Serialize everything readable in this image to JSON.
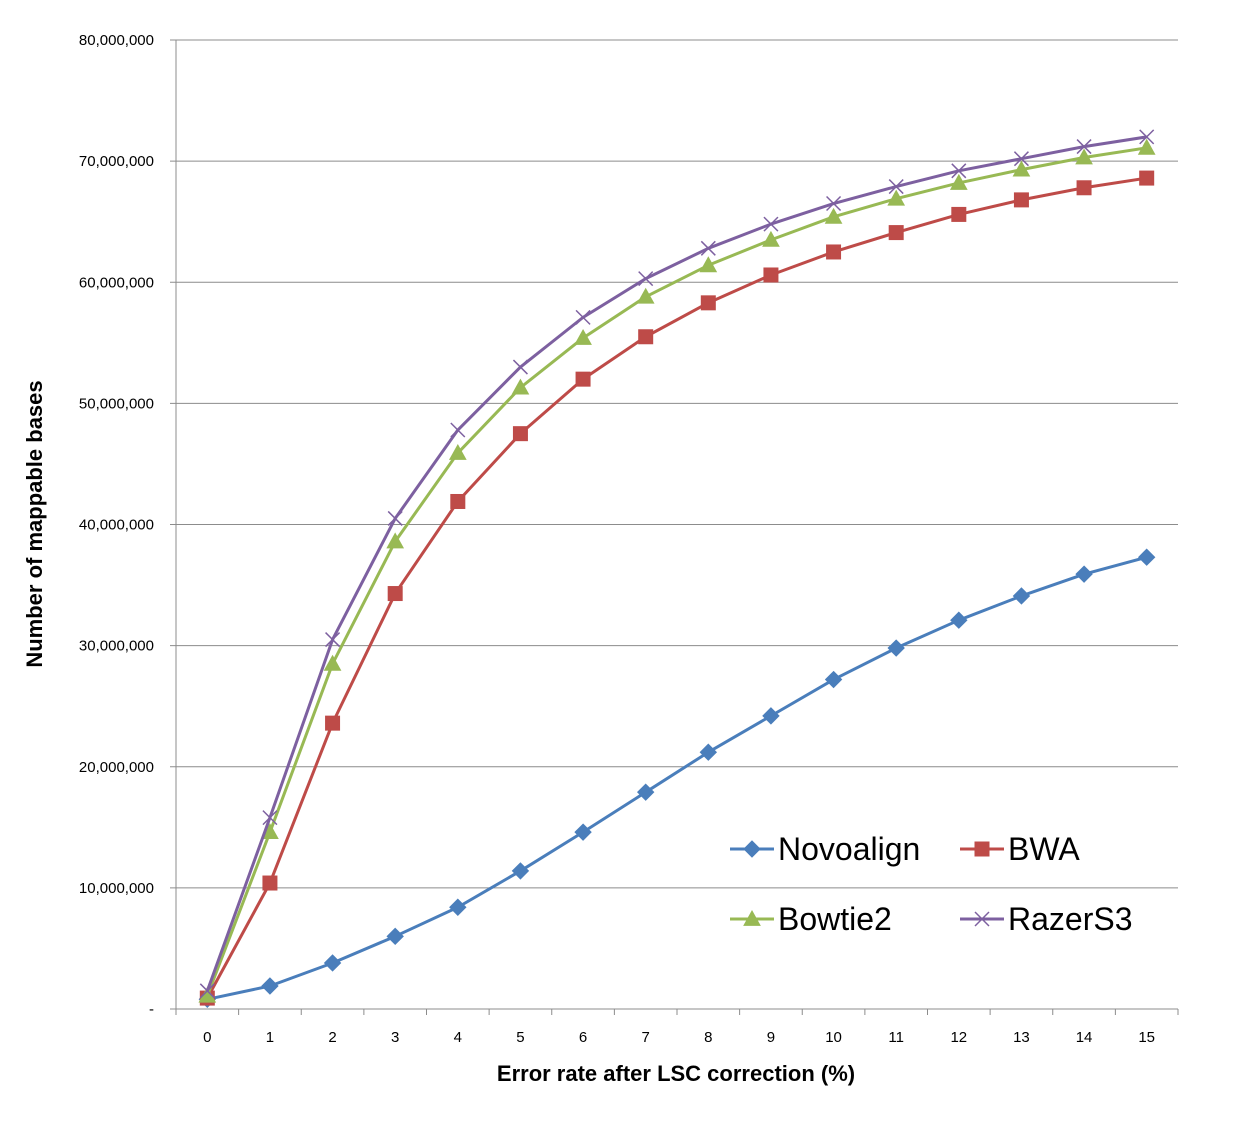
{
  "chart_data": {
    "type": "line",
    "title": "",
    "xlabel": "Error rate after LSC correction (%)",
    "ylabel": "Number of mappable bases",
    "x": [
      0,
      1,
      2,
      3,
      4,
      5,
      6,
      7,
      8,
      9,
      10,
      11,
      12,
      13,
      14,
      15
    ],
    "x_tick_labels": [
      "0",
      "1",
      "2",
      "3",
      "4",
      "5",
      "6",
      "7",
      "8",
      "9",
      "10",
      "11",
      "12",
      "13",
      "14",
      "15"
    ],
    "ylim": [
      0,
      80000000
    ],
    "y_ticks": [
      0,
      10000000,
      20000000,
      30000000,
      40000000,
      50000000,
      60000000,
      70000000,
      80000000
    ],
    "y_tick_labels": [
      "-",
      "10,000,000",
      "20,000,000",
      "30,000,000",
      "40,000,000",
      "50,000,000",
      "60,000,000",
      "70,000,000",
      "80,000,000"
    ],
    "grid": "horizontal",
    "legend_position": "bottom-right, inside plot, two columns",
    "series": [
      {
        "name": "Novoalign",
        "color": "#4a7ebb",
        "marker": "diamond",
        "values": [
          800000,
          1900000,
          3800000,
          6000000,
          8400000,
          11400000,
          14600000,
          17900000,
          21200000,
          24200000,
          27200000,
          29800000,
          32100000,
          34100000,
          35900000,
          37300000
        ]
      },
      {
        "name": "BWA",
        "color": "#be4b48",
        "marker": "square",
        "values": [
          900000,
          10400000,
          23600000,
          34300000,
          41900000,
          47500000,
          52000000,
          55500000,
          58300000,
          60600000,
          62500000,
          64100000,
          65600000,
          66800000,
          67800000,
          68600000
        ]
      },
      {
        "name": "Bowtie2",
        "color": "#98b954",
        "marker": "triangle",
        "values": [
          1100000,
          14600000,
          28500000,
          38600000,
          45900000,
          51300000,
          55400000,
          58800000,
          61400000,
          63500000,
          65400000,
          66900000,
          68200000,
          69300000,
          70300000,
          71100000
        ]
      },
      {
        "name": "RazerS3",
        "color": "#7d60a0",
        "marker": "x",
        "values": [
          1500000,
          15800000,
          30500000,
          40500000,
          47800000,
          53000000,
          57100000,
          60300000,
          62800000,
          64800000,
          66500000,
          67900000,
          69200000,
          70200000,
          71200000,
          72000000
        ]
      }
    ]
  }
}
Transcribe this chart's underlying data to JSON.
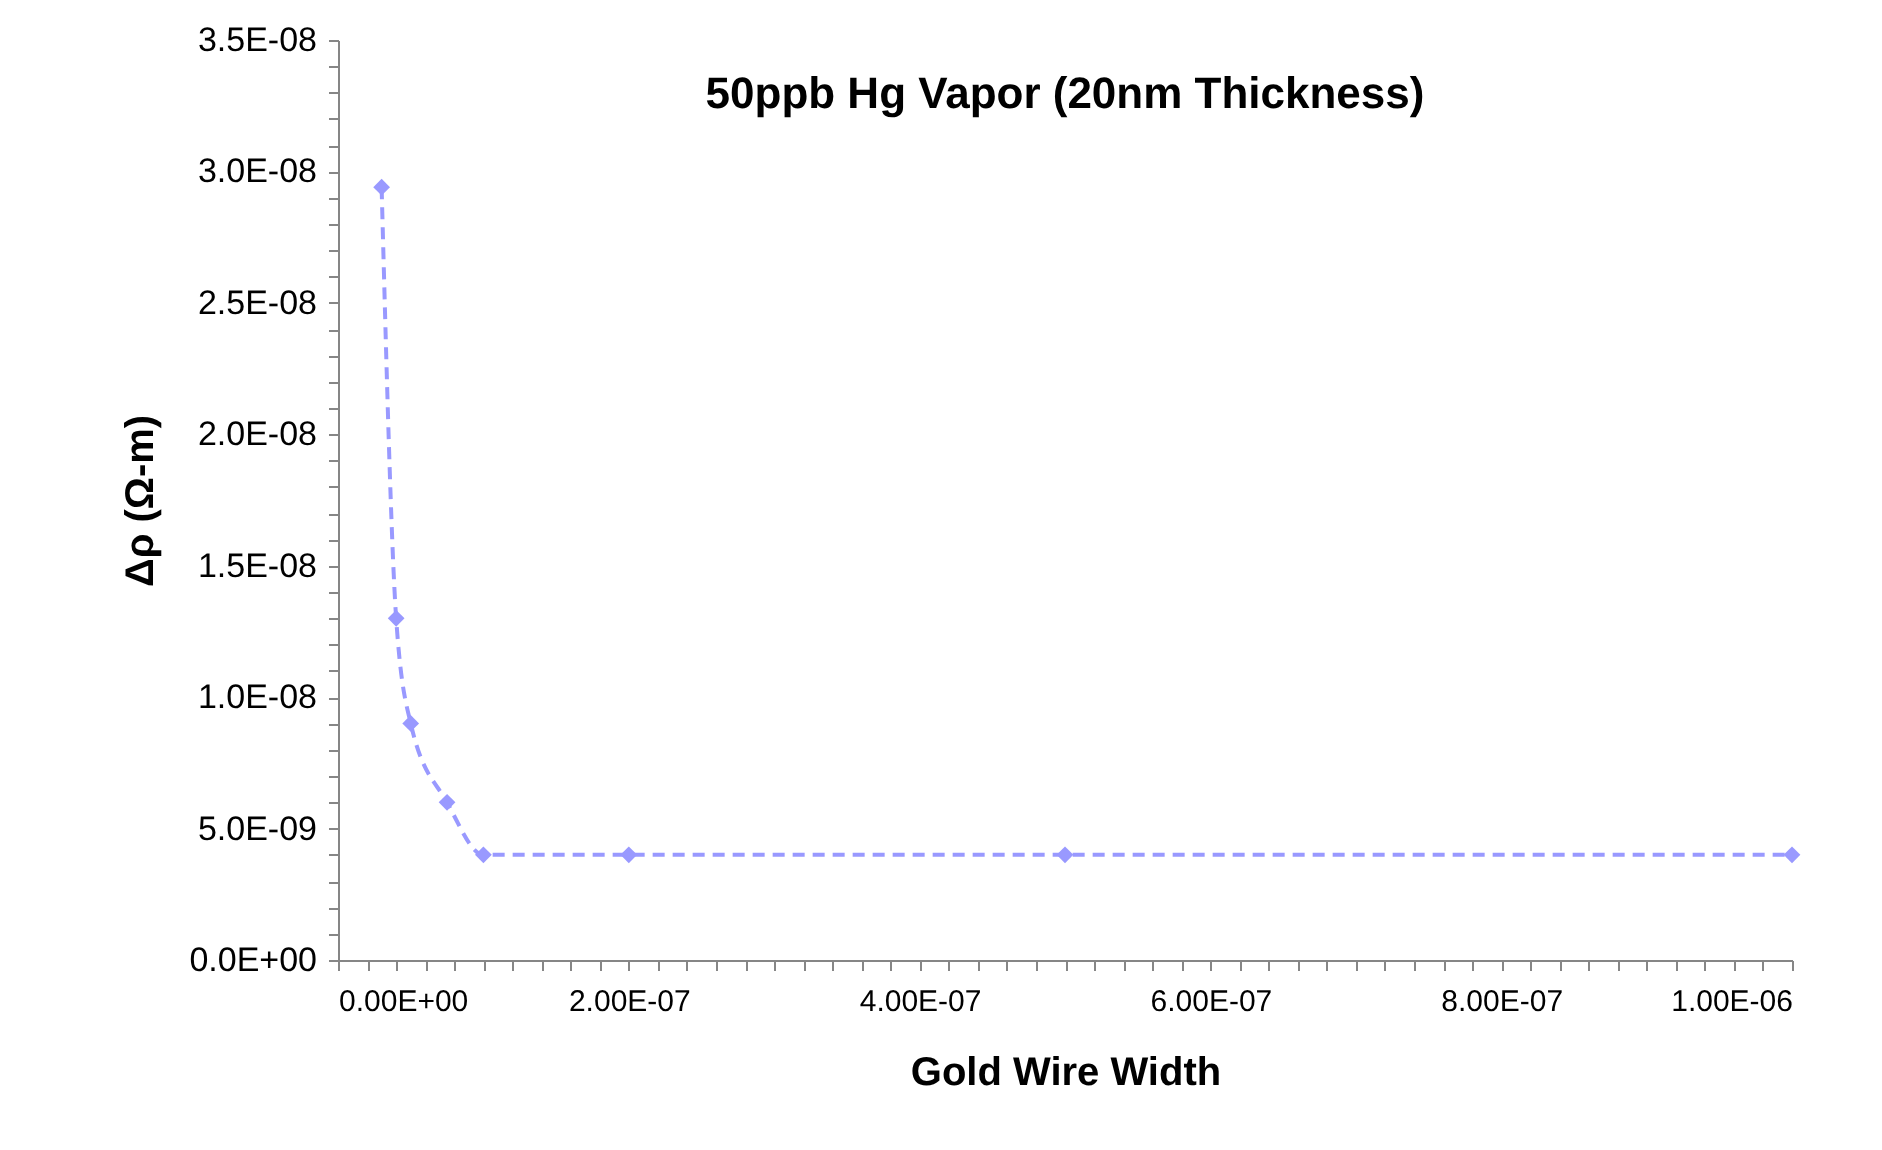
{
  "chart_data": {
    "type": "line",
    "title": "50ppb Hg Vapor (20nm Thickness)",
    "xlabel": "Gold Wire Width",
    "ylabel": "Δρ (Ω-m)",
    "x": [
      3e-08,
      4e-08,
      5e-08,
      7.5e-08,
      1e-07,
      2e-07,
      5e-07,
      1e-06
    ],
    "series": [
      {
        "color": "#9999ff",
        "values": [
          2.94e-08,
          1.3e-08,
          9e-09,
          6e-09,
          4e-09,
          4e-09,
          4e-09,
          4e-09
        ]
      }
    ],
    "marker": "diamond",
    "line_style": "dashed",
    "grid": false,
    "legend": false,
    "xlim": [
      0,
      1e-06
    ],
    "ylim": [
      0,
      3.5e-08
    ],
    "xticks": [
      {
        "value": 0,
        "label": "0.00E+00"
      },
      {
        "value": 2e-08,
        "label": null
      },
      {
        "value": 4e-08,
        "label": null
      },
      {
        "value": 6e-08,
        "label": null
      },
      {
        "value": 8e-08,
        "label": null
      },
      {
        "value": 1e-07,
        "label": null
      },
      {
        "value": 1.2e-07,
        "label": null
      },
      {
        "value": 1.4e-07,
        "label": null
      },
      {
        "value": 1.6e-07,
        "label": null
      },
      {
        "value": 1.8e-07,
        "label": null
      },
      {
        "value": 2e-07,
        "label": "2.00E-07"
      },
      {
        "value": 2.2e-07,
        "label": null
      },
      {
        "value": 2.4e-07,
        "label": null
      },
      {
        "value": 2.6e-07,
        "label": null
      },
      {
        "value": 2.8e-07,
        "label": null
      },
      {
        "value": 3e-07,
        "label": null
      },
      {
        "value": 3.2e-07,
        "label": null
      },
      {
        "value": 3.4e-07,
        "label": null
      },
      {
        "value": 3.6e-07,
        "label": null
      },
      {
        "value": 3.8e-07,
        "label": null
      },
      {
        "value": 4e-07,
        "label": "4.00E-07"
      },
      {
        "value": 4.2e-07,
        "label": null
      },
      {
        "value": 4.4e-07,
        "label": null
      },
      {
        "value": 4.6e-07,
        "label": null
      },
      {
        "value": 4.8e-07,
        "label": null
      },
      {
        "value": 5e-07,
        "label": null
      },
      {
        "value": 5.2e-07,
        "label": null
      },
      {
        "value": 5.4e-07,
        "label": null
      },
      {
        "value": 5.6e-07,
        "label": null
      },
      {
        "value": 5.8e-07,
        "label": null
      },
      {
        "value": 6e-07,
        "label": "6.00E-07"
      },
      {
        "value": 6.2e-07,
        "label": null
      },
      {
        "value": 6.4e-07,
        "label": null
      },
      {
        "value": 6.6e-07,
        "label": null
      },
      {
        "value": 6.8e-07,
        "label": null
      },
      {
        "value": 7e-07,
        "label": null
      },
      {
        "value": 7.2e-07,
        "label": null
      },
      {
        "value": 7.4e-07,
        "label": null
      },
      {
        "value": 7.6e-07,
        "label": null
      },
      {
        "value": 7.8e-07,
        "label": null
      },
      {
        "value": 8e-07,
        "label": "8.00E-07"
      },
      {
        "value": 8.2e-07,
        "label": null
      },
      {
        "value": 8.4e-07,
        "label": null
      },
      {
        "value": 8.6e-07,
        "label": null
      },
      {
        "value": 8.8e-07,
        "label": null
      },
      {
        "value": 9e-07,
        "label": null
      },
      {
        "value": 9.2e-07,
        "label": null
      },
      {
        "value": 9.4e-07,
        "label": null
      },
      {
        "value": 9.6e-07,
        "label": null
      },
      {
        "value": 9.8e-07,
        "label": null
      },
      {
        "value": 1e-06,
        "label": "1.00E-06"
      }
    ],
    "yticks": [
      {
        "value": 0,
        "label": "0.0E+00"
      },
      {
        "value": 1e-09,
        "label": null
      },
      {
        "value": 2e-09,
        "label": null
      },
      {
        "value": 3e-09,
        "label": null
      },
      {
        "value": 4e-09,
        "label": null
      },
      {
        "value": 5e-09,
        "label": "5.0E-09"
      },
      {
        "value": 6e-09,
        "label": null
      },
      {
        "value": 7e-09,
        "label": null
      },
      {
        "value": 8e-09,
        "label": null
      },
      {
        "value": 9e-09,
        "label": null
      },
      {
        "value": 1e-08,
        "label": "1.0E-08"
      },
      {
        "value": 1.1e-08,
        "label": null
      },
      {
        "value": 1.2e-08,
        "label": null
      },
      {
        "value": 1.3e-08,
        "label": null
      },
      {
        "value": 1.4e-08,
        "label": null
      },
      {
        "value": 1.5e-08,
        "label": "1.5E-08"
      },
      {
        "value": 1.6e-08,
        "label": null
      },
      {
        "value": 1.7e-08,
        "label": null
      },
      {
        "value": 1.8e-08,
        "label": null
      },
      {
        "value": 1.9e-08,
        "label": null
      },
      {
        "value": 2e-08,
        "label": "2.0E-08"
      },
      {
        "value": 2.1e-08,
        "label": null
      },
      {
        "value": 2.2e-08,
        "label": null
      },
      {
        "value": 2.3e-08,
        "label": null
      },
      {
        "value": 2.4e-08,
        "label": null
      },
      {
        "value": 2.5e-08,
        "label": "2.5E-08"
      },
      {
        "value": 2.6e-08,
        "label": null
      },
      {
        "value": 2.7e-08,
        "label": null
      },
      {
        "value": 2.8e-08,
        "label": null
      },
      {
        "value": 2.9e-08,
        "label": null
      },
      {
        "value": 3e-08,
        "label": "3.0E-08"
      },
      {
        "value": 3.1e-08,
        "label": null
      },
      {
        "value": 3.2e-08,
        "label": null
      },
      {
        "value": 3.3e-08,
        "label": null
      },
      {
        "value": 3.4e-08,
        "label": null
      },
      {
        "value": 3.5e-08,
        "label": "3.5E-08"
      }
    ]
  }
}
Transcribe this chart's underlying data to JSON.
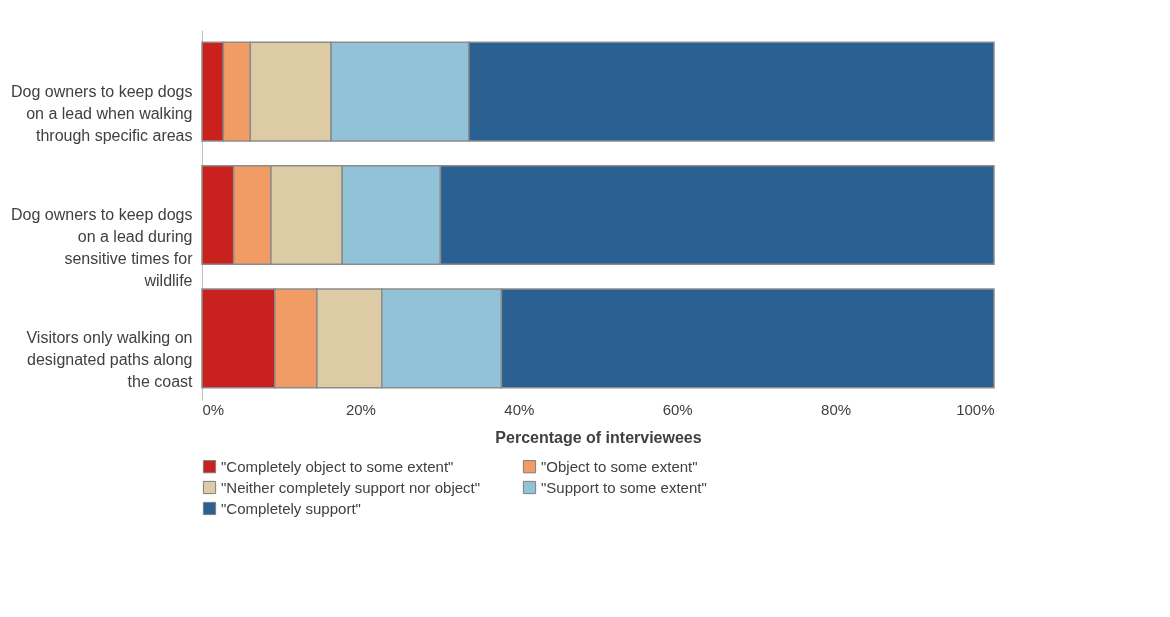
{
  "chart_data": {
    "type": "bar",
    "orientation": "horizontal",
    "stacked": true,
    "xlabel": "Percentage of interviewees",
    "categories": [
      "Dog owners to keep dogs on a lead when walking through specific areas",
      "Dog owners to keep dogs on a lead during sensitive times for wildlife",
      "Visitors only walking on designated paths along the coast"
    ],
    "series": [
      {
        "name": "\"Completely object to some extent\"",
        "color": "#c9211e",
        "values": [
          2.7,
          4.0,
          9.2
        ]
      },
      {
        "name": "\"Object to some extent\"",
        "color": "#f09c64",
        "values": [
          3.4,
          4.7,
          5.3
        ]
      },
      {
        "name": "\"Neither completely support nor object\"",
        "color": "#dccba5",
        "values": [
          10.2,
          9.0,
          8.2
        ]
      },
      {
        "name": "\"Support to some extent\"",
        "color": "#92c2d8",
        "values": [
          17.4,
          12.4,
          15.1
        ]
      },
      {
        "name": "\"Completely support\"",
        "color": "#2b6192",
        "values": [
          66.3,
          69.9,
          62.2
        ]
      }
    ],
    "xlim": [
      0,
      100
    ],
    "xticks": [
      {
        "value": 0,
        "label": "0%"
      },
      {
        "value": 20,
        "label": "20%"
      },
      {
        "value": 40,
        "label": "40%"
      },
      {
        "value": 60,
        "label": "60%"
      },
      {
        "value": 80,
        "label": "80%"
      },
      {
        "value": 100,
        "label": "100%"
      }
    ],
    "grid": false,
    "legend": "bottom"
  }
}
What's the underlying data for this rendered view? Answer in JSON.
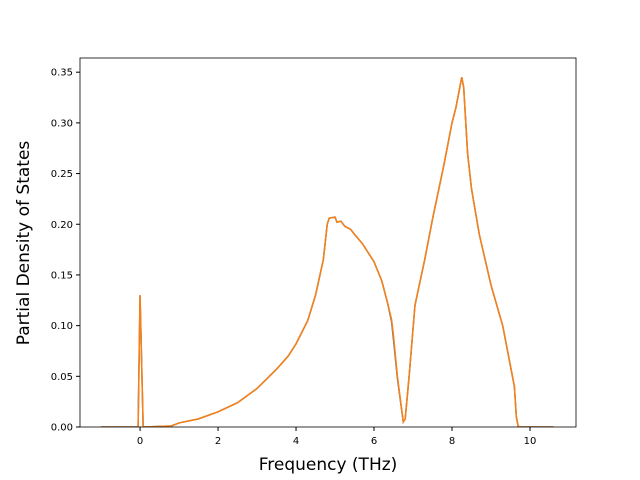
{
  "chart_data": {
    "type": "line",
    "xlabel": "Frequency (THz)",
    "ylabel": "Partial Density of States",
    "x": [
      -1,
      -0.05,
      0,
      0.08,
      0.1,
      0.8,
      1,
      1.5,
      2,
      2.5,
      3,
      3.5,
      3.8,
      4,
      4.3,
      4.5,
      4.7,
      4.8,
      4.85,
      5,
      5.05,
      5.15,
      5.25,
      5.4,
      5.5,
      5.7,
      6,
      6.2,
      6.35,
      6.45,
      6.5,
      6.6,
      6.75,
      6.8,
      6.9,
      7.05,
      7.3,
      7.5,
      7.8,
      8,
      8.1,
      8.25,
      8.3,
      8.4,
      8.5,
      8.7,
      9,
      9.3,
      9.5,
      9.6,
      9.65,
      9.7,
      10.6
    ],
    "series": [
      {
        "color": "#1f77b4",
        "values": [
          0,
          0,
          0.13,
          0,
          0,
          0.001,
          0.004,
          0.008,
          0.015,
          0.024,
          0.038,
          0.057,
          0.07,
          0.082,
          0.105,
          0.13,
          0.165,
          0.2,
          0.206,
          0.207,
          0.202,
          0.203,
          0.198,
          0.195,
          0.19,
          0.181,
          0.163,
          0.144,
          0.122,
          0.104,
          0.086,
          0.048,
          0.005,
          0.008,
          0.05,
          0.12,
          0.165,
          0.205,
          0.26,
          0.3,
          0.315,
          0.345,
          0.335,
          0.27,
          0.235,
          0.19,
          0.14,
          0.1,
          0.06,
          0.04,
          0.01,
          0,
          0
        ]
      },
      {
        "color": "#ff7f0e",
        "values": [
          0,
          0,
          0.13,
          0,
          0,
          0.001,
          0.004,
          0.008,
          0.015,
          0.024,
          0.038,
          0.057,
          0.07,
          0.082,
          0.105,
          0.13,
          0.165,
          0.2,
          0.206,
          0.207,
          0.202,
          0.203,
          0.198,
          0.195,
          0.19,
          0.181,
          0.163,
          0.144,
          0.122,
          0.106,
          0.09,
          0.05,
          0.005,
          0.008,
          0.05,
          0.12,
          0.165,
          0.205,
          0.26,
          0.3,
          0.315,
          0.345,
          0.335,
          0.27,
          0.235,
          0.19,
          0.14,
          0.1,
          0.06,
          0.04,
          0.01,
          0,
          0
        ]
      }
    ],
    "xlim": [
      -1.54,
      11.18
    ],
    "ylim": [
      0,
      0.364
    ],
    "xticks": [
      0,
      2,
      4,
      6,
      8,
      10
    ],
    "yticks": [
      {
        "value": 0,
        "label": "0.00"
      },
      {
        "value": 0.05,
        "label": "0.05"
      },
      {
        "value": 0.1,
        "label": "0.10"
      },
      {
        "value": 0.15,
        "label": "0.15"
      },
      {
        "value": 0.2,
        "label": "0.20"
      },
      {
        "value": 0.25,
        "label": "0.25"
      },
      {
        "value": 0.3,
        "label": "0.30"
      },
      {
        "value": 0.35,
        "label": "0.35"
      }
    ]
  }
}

····················

## GOAL
Copy each line in the data that holds the word "this".

## COMPLETE ANSWER
Serialize everything readable in this image to JSON.
Transcribe this chart's underlying data to JSON.
Transcribe this chart's underlying data to JSON.
What's the underlying data for this rendered view? Answer in JSON.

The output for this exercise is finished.